§ Problem to solve
Retype the whole listing below, character for character.

§ Raw records
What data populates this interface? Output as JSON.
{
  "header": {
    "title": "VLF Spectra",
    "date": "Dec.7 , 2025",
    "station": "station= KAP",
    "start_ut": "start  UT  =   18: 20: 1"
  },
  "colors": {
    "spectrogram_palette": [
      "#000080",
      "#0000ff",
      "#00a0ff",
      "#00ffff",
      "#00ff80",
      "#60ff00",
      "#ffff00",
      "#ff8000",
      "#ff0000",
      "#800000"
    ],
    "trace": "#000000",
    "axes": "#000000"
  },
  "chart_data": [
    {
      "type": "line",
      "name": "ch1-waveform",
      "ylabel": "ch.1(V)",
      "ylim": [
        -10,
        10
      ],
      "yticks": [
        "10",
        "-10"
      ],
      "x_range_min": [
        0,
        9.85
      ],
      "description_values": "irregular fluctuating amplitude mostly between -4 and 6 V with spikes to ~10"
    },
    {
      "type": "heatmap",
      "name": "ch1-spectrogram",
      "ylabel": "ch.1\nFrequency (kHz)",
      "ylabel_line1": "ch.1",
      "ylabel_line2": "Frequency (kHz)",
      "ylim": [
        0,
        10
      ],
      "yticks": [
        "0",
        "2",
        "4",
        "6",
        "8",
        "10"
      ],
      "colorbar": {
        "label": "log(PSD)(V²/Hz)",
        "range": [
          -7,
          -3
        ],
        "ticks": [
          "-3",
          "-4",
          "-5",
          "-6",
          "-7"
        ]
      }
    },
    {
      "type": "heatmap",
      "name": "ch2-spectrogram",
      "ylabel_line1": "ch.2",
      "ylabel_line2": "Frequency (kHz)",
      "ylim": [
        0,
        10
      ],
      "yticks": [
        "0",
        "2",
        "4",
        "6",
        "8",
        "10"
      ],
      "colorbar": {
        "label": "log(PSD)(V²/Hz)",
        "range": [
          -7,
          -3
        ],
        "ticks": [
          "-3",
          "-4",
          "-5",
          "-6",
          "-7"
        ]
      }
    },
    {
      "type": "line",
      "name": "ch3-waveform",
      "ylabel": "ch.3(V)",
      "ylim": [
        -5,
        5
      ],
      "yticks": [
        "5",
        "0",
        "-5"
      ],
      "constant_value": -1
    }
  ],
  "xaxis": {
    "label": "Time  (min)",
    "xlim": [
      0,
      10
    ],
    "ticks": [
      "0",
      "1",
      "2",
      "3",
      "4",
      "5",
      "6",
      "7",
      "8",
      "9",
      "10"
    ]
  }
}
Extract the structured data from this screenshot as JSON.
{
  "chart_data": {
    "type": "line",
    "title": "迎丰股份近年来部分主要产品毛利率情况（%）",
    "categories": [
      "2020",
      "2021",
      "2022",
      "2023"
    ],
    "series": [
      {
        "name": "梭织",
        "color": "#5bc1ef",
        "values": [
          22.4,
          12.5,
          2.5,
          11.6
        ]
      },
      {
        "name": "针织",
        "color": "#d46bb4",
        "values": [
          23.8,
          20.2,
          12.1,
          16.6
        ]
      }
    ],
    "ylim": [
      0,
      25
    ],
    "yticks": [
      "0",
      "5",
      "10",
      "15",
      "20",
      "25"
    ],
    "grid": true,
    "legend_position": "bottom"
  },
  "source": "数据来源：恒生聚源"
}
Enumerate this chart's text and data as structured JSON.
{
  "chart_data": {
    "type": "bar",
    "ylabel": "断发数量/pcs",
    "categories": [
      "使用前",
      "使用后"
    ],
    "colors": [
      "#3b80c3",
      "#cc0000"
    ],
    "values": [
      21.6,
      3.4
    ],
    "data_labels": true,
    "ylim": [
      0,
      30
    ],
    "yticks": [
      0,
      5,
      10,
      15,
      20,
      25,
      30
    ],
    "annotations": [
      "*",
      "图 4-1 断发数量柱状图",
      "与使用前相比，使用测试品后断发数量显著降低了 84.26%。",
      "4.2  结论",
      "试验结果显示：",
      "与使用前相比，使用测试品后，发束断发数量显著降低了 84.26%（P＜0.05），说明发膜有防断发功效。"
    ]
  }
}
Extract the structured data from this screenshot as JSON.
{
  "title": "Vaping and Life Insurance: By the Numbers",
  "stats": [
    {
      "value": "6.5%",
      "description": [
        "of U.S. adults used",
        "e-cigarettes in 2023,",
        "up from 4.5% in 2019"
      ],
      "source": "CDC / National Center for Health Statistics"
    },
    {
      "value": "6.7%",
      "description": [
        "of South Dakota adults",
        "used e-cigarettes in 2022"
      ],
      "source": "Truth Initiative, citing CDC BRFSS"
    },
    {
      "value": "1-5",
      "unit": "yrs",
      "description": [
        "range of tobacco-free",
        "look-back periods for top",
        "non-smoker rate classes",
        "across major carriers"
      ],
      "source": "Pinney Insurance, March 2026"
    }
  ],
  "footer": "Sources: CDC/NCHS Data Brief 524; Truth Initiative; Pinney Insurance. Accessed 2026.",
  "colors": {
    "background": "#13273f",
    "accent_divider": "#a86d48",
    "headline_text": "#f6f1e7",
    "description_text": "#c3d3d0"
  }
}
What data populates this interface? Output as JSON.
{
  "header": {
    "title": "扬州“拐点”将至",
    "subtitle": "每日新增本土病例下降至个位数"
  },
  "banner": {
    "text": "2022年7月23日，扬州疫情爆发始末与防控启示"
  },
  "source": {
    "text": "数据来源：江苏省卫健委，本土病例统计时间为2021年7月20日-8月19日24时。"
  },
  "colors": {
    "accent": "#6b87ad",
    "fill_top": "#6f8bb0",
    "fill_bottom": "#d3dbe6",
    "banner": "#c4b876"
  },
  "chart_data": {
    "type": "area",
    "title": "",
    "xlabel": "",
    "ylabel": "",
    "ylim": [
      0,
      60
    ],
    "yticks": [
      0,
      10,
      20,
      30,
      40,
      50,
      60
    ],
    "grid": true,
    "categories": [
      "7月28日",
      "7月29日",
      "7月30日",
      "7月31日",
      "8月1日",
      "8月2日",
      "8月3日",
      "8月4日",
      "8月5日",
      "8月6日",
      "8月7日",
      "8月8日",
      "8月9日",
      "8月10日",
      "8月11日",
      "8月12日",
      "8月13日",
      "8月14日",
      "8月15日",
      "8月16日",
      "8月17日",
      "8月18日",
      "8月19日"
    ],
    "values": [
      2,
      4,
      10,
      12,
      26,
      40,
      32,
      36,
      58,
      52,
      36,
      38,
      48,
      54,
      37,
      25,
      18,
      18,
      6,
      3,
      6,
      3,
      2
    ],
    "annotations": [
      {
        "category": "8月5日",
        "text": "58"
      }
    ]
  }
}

§ Expected answer
What data populates this interface? Output as JSON.
{
  "header": {
    "title": "VLF Spectra",
    "date": "Dec.7 , 2025",
    "station": "station= KAP",
    "start_ut": "start  UT  =   18: 20: 1"
  },
  "colors": {
    "spectrogram_palette": [
      "#000080",
      "#0000ff",
      "#00a0ff",
      "#00ffff",
      "#00ff80",
      "#60ff00",
      "#ffff00",
      "#ff8000",
      "#ff0000",
      "#800000"
    ],
    "trace": "#000000",
    "axes": "#000000"
  },
  "chart_data": [
    {
      "type": "line",
      "name": "ch1-waveform",
      "ylabel": "ch.1(V)",
      "ylim": [
        -10,
        10
      ],
      "yticks": [
        "10",
        "-10"
      ],
      "x_range_min": [
        0,
        9.85
      ],
      "description_values": "irregular fluctuating amplitude mostly between -4 and 6 V with spikes to ~10"
    },
    {
      "type": "heatmap",
      "name": "ch1-spectrogram",
      "ylabel": "ch.1\nFrequency (kHz)",
      "ylabel_line1": "ch.1",
      "ylabel_line2": "Frequency (kHz)",
      "ylim": [
        0,
        10
      ],
      "yticks": [
        "0",
        "2",
        "4",
        "6",
        "8",
        "10"
      ],
      "colorbar": {
        "label": "log(PSD)(V²/Hz)",
        "range": [
          -7,
          -3
        ],
        "ticks": [
          "-3",
          "-4",
          "-5",
          "-6",
          "-7"
        ]
      }
    },
    {
      "type": "heatmap",
      "name": "ch2-spectrogram",
      "ylabel_line1": "ch.2",
      "ylabel_line2": "Frequency (kHz)",
      "ylim": [
        0,
        10
      ],
      "yticks": [
        "0",
        "2",
        "4",
        "6",
        "8",
        "10"
      ],
      "colorbar": {
        "label": "log(PSD)(V²/Hz)",
        "range": [
          -7,
          -3
        ],
        "ticks": [
          "-3",
          "-4",
          "-5",
          "-6",
          "-7"
        ]
      }
    },
    {
      "type": "line",
      "name": "ch3-waveform",
      "ylabel": "ch.3(V)",
      "ylim": [
        -5,
        5
      ],
      "yticks": [
        "5",
        "0",
        "-5"
      ],
      "constant_value": -1
    }
  ],
  "xaxis": {
    "label": "Time  (min)",
    "xlim": [
      0,
      10
    ],
    "ticks": [
      "0",
      "1",
      "2",
      "3",
      "4",
      "5",
      "6",
      "7",
      "8",
      "9",
      "10"
    ]
  }
}
Extract the structured data from this screenshot as JSON.
{
  "chart_data": {
    "type": "line",
    "title": "迎丰股份近年来部分主要产品毛利率情况（%）",
    "categories": [
      "2020",
      "2021",
      "2022",
      "2023"
    ],
    "series": [
      {
        "name": "梭织",
        "color": "#5bc1ef",
        "values": [
          22.4,
          12.5,
          2.5,
          11.6
        ]
      },
      {
        "name": "针织",
        "color": "#d46bb4",
        "values": [
          23.8,
          20.2,
          12.1,
          16.6
        ]
      }
    ],
    "ylim": [
      0,
      25
    ],
    "yticks": [
      "0",
      "5",
      "10",
      "15",
      "20",
      "25"
    ],
    "grid": true,
    "legend_position": "bottom"
  },
  "source": "数据来源：恒生聚源"
}
Enumerate this chart's text and data as structured JSON.
{
  "chart_data": {
    "type": "bar",
    "ylabel": "断发数量/pcs",
    "categories": [
      "使用前",
      "使用后"
    ],
    "colors": [
      "#3b80c3",
      "#cc0000"
    ],
    "values": [
      21.6,
      3.4
    ],
    "data_labels": true,
    "ylim": [
      0,
      30
    ],
    "yticks": [
      0,
      5,
      10,
      15,
      20,
      25,
      30
    ],
    "annotations": [
      "*",
      "图 4-1 断发数量柱状图",
      "与使用前相比，使用测试品后断发数量显著降低了 84.26%。",
      "4.2  结论",
      "试验结果显示：",
      "与使用前相比，使用测试品后，发束断发数量显著降低了 84.26%（P＜0.05），说明发膜有防断发功效。"
    ]
  }
}
Extract the structured data from this screenshot as JSON.
{
  "title": "Vaping and Life Insurance: By the Numbers",
  "stats": [
    {
      "value": "6.5%",
      "description": [
        "of U.S. adults used",
        "e-cigarettes in 2023,",
        "up from 4.5% in 2019"
      ],
      "source": "CDC / National Center for Health Statistics"
    },
    {
      "value": "6.7%",
      "description": [
        "of South Dakota adults",
        "used e-cigarettes in 2022"
      ],
      "source": "Truth Initiative, citing CDC BRFSS"
    },
    {
      "value": "1-5",
      "unit": "yrs",
      "description": [
        "range of tobacco-free",
        "look-back periods for top",
        "non-smoker rate classes",
        "across major carriers"
      ],
      "source": "Pinney Insurance, March 2026"
    }
  ],
  "footer": "Sources: CDC/NCHS Data Brief 524; Truth Initiative; Pinney Insurance. Accessed 2026.",
  "colors": {
    "background": "#13273f",
    "accent_divider": "#a86d48",
    "headline_text": "#f6f1e7",
    "description_text": "#c3d3d0"
  }
}
What data populates this interface? Output as JSON.
{
  "header": {
    "title": "扬州“拐点”将至",
    "subtitle": "每日新增本土病例下降至个位数"
  },
  "banner": {
    "text": "2022年7月23日，扬州疫情爆发始末与防控启示"
  },
  "source": {
    "text": "数据来源：江苏省卫健委，本土病例统计时间为2021年7月20日-8月19日24时。"
  },
  "colors": {
    "accent": "#6b87ad",
    "fill_top": "#6f8bb0",
    "fill_bottom": "#d3dbe6",
    "banner": "#c4b876"
  },
  "chart_data": {
    "type": "area",
    "title": "",
    "xlabel": "",
    "ylabel": "",
    "ylim": [
      0,
      60
    ],
    "yticks": [
      0,
      10,
      20,
      30,
      40,
      50,
      60
    ],
    "grid": true,
    "categories": [
      "7月28日",
      "7月29日",
      "7月30日",
      "7月31日",
      "8月1日",
      "8月2日",
      "8月3日",
      "8月4日",
      "8月5日",
      "8月6日",
      "8月7日",
      "8月8日",
      "8月9日",
      "8月10日",
      "8月11日",
      "8月12日",
      "8月13日",
      "8月14日",
      "8月15日",
      "8月16日",
      "8月17日",
      "8月18日",
      "8月19日"
    ],
    "values": [
      2,
      4,
      10,
      12,
      26,
      40,
      32,
      36,
      58,
      52,
      36,
      38,
      48,
      54,
      37,
      25,
      18,
      18,
      6,
      3,
      6,
      3,
      2
    ],
    "annotations": [
      {
        "category": "8月5日",
        "text": "58"
      }
    ]
  }
}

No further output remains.